─── The data

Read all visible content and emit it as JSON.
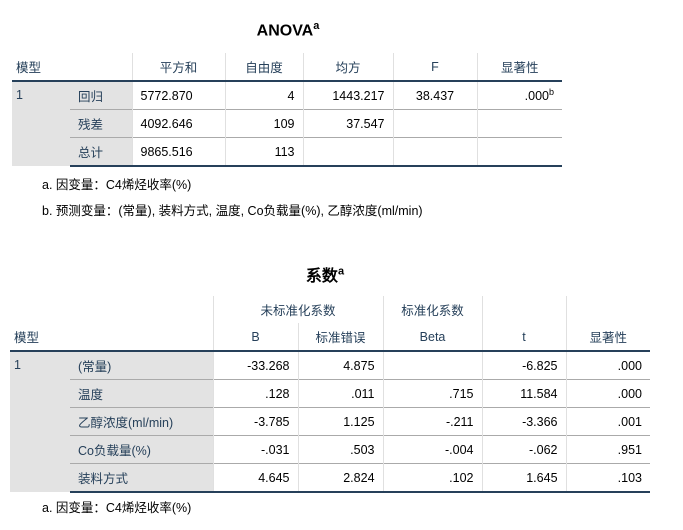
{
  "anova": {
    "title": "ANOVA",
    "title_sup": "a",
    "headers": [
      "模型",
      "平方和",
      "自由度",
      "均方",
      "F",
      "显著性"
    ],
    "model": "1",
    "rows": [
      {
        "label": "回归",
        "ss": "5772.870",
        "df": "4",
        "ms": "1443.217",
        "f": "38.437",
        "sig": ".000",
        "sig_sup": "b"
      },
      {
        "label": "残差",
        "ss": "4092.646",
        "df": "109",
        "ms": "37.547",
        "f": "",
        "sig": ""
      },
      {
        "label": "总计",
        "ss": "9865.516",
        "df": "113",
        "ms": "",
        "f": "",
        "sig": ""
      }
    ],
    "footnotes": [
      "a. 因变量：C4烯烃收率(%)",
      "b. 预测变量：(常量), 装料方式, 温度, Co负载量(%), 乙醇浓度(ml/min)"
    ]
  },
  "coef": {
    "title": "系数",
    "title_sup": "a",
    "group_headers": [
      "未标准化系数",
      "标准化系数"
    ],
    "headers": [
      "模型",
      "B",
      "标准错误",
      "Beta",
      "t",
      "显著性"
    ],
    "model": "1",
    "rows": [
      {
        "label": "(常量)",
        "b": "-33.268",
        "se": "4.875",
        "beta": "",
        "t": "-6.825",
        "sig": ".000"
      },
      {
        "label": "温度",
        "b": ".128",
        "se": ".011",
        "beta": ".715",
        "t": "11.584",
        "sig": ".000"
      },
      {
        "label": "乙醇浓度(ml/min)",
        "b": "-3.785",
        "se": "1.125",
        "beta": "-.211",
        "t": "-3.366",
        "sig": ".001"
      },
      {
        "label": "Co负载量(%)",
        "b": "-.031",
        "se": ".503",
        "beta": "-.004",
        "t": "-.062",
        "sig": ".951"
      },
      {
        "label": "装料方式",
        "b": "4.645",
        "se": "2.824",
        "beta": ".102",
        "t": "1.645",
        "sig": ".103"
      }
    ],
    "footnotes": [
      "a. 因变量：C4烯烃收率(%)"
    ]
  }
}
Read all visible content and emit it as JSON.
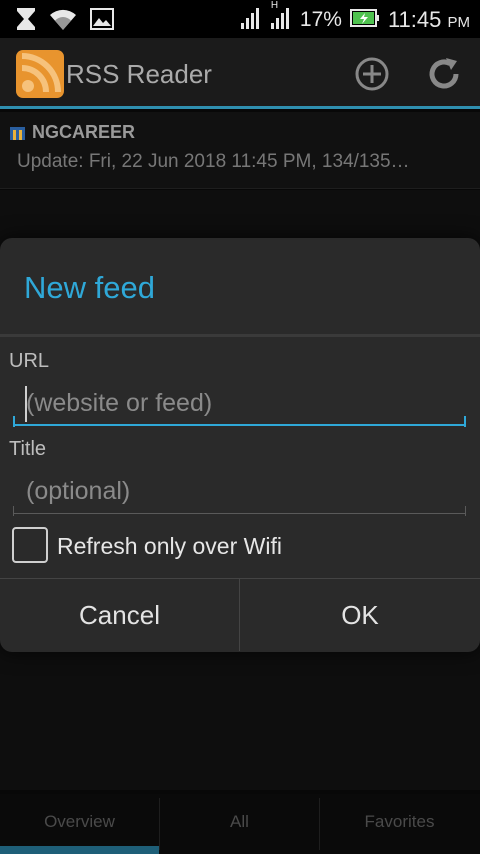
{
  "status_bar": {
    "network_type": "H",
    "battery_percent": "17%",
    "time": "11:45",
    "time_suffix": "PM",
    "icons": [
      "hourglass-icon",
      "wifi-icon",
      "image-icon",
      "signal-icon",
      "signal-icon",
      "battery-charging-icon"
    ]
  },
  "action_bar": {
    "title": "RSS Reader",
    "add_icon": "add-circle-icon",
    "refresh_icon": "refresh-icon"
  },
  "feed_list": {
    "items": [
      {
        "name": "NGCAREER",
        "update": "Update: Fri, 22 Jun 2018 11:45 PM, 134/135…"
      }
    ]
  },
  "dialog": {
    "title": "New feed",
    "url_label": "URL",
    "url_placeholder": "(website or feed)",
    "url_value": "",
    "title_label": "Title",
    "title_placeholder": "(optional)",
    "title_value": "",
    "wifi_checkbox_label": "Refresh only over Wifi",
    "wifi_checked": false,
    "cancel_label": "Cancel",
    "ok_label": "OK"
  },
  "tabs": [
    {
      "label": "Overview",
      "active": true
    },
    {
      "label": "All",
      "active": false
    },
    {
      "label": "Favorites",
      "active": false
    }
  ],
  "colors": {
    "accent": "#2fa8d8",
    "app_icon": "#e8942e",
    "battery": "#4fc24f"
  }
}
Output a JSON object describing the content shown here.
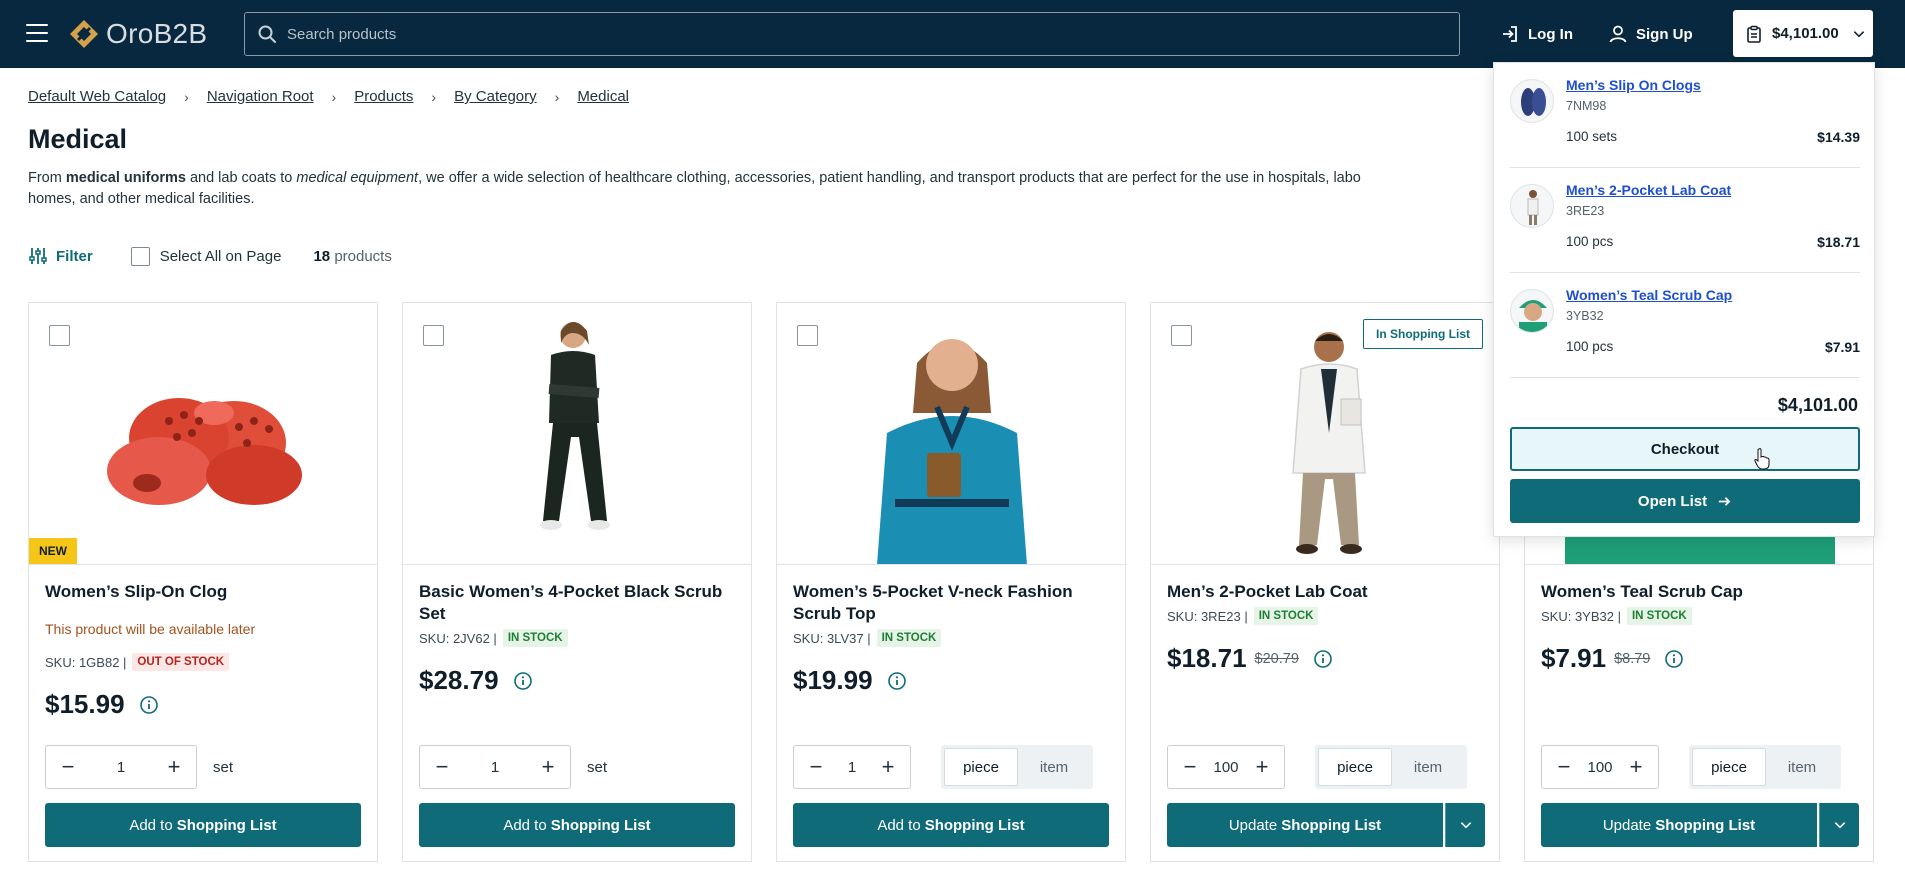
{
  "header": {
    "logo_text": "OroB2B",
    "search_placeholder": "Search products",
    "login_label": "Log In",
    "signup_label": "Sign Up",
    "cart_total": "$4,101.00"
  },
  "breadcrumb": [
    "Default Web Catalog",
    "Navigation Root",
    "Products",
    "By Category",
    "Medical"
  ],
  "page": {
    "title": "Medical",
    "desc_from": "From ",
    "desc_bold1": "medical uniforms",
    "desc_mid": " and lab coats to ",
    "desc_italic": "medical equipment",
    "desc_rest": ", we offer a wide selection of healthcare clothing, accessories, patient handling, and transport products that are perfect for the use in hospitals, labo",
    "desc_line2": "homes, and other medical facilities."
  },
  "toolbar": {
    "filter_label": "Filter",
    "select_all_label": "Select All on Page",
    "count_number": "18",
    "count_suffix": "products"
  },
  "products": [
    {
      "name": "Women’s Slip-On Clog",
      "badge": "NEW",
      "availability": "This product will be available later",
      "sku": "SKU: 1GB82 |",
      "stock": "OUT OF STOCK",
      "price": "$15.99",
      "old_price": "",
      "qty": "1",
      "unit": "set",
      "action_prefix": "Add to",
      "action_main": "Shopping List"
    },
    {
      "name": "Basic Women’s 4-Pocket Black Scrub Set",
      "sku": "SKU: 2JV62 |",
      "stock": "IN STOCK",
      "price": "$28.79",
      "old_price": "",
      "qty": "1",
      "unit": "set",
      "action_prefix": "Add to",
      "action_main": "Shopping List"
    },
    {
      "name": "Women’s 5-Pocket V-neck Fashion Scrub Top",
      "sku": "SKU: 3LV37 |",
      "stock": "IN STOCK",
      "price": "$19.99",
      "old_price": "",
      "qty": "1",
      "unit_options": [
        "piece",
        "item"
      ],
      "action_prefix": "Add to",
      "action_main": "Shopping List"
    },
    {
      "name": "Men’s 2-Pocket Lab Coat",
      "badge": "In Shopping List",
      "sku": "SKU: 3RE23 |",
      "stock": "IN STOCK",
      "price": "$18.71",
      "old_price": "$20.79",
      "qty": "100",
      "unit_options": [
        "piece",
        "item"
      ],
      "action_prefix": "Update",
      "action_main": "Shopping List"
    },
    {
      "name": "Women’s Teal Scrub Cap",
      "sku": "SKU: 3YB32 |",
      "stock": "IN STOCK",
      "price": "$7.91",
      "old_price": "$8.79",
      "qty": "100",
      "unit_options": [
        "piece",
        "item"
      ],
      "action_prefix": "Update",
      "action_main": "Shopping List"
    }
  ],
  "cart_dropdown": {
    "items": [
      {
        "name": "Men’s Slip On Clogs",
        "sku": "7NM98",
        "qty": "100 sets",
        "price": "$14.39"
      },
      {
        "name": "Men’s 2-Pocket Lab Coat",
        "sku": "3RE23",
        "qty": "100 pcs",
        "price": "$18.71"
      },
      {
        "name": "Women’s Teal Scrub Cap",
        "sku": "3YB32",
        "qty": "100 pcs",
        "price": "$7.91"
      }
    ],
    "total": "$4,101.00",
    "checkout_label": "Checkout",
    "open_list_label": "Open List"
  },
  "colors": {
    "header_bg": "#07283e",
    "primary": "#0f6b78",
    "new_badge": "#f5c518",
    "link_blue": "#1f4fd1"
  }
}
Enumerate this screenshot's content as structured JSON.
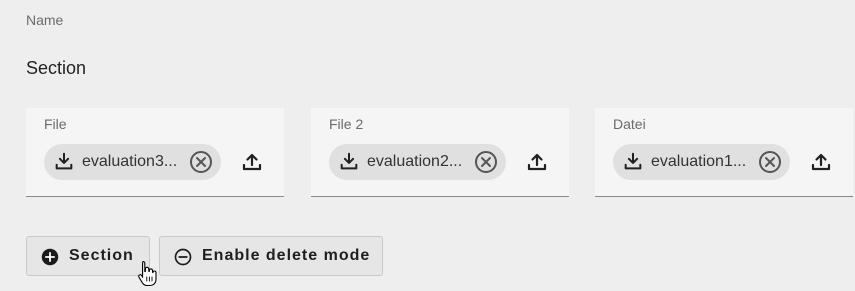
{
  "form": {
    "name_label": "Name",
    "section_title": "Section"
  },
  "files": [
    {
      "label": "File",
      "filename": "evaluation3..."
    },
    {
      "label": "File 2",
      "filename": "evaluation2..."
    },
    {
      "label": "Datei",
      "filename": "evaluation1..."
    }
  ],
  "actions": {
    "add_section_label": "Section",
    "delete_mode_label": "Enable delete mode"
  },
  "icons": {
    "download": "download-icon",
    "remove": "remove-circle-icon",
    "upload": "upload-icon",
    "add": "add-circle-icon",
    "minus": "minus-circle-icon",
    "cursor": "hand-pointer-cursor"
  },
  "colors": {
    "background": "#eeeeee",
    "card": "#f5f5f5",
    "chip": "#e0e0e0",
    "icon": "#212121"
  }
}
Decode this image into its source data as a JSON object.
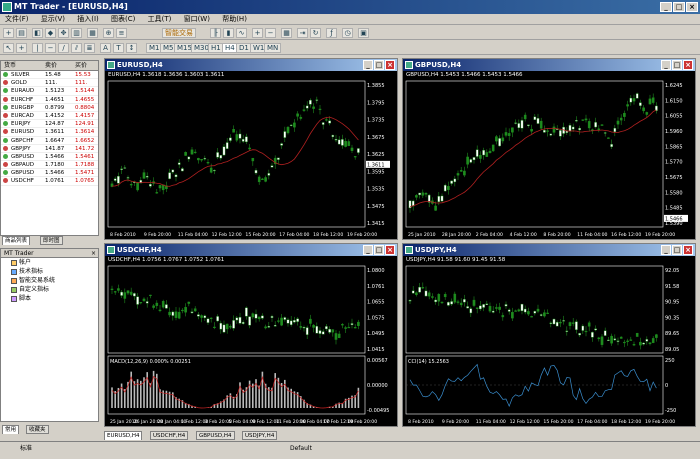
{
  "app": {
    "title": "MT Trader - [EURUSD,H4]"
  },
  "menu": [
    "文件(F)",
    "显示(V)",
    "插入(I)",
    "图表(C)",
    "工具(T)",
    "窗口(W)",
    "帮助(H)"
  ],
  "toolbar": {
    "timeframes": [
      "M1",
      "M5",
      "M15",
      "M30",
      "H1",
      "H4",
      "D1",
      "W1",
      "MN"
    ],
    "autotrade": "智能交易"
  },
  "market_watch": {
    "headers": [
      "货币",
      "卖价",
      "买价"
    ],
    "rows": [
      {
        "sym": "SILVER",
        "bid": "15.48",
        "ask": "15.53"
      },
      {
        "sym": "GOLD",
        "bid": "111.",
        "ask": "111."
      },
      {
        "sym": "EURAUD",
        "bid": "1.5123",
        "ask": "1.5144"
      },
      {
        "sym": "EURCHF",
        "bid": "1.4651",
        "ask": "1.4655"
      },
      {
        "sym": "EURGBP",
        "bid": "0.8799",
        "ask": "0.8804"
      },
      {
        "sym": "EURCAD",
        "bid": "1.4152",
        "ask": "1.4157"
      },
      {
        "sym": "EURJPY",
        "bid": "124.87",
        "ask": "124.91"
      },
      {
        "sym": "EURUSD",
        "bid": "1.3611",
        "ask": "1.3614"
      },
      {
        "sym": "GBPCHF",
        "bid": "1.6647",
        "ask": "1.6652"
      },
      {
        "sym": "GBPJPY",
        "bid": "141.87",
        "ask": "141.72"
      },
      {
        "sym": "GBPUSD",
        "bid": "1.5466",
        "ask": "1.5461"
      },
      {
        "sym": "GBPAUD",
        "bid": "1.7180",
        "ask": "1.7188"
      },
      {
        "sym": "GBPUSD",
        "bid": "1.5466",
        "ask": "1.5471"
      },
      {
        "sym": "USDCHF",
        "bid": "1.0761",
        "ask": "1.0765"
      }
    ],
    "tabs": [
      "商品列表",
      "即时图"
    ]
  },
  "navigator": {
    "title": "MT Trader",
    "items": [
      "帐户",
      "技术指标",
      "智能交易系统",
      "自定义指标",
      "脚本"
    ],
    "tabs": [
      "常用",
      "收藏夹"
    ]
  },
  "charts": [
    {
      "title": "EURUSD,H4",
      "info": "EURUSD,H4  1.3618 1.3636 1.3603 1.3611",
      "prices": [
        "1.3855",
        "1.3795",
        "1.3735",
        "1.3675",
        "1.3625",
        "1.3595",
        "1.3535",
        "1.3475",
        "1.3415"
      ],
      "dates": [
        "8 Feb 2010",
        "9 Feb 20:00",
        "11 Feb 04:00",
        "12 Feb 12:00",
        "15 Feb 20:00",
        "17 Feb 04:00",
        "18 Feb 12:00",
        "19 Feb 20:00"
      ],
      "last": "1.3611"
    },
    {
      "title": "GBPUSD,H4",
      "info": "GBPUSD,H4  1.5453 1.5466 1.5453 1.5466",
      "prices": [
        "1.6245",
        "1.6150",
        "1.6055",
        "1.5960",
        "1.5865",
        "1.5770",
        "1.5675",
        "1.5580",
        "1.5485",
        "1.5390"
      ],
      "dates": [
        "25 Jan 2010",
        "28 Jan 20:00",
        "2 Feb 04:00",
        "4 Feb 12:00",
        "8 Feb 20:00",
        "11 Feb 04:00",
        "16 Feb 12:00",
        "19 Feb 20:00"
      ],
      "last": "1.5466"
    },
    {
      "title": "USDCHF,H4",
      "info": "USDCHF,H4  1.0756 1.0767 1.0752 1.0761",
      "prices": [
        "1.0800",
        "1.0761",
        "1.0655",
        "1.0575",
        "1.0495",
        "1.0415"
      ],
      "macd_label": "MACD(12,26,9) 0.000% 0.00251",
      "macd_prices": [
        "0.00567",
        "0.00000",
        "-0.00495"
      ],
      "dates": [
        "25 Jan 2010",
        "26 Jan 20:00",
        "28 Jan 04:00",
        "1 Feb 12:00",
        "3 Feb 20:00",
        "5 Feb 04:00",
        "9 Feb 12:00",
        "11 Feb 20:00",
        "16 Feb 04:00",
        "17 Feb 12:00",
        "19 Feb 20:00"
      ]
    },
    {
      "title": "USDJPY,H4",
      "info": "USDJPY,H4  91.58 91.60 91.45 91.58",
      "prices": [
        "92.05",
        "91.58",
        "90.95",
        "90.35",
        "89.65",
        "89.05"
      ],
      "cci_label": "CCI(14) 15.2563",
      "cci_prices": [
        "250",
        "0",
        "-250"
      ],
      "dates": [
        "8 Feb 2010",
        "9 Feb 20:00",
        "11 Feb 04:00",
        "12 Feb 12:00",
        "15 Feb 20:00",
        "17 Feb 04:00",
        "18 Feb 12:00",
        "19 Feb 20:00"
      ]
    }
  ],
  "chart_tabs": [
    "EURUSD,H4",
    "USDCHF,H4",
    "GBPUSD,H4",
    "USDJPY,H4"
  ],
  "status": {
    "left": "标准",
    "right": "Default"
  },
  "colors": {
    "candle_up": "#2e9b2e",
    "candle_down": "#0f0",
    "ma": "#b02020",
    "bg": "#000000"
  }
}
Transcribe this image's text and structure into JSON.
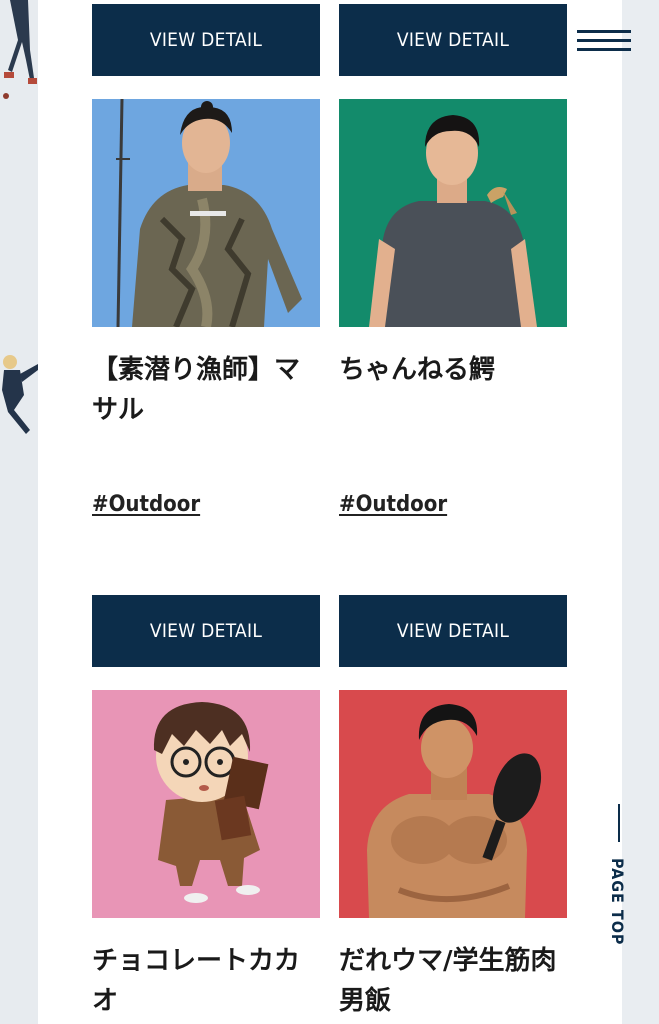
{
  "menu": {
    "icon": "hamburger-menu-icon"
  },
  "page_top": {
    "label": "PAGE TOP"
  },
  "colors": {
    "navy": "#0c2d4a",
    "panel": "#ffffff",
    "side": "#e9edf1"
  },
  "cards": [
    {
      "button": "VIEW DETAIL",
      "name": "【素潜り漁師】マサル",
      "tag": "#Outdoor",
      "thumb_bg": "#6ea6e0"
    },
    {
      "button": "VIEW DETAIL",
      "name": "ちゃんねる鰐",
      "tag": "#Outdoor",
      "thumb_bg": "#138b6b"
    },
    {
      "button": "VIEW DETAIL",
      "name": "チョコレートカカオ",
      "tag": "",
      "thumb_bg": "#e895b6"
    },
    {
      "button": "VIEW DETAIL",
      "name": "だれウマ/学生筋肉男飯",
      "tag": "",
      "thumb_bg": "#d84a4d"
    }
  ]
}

──────

◆ **Do this**
In the entries above, count each line holding "object" and report the total and nothing more.

◆ **Completed exercise**
2